# Start of Dataset

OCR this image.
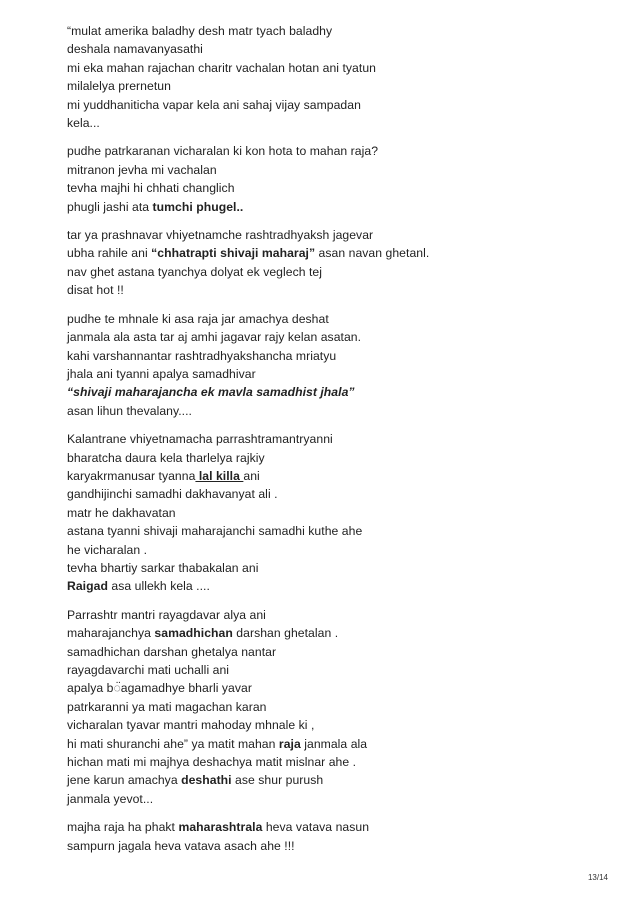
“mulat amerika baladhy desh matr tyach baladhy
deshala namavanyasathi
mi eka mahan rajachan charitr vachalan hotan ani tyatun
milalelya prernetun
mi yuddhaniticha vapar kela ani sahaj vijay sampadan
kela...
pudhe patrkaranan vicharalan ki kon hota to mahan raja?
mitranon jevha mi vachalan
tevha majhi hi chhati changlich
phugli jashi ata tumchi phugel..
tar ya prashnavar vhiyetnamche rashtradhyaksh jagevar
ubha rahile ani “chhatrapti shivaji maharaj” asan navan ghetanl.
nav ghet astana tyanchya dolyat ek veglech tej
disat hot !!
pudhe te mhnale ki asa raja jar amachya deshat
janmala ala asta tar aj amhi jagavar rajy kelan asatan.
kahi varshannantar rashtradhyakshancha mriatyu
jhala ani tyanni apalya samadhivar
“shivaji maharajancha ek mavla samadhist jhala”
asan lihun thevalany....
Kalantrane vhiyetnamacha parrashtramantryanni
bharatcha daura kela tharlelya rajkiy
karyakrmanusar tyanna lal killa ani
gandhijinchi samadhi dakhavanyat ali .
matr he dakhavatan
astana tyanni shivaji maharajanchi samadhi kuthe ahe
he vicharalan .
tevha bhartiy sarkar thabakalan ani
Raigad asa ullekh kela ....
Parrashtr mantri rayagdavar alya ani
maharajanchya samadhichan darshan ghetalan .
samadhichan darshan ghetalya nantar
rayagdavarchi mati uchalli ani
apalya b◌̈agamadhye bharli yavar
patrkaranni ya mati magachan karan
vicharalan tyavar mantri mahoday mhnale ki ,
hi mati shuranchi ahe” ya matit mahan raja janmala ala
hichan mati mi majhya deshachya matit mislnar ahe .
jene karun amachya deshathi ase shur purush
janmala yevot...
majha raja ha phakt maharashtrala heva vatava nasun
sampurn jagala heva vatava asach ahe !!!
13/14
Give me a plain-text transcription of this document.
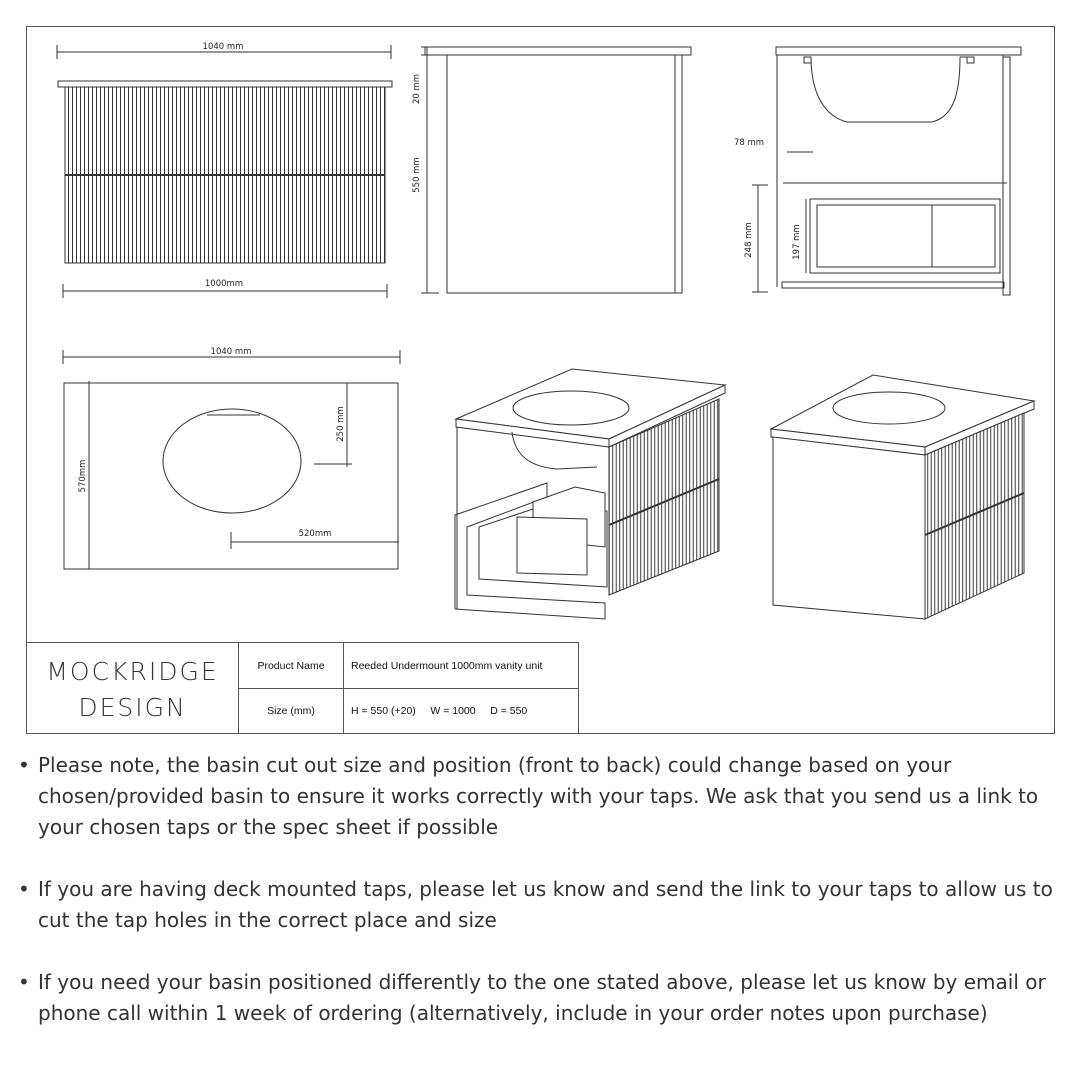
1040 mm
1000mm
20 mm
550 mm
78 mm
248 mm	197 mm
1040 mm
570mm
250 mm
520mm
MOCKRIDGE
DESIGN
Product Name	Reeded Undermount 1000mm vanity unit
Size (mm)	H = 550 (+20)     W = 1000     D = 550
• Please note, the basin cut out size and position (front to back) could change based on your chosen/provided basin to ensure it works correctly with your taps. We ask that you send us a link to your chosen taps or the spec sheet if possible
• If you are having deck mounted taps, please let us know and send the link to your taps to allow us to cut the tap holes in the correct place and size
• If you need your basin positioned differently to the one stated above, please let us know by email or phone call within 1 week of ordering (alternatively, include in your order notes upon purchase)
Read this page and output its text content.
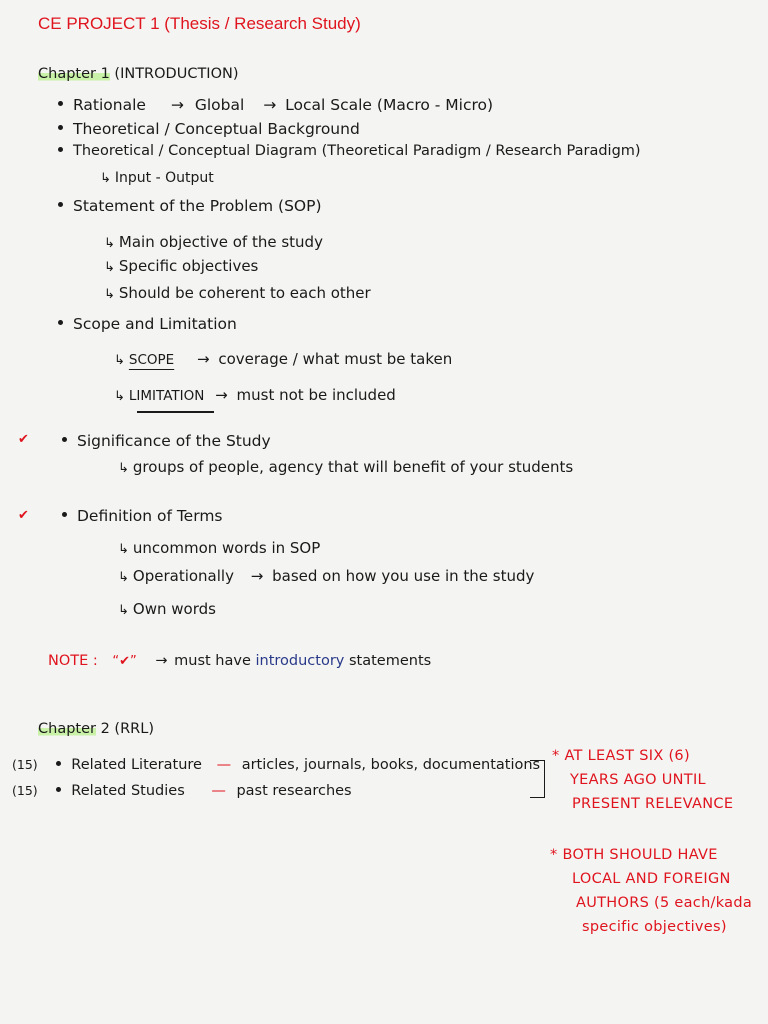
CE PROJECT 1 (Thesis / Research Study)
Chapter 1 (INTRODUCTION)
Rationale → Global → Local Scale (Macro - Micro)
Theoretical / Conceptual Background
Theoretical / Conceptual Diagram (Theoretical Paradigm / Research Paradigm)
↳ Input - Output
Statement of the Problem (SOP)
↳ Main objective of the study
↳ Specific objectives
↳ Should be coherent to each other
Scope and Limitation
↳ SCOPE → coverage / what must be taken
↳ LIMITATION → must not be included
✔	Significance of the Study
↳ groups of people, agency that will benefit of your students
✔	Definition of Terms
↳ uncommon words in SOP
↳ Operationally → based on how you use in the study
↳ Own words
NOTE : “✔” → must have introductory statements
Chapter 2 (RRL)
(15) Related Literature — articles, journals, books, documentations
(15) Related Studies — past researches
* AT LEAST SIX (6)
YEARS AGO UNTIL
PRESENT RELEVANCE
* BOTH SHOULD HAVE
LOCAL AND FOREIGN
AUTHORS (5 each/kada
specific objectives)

# End of Dataset

> _Your objective_: Output nothing but the number of lines in the data containing the string "matit".

> _Exercise output_: 2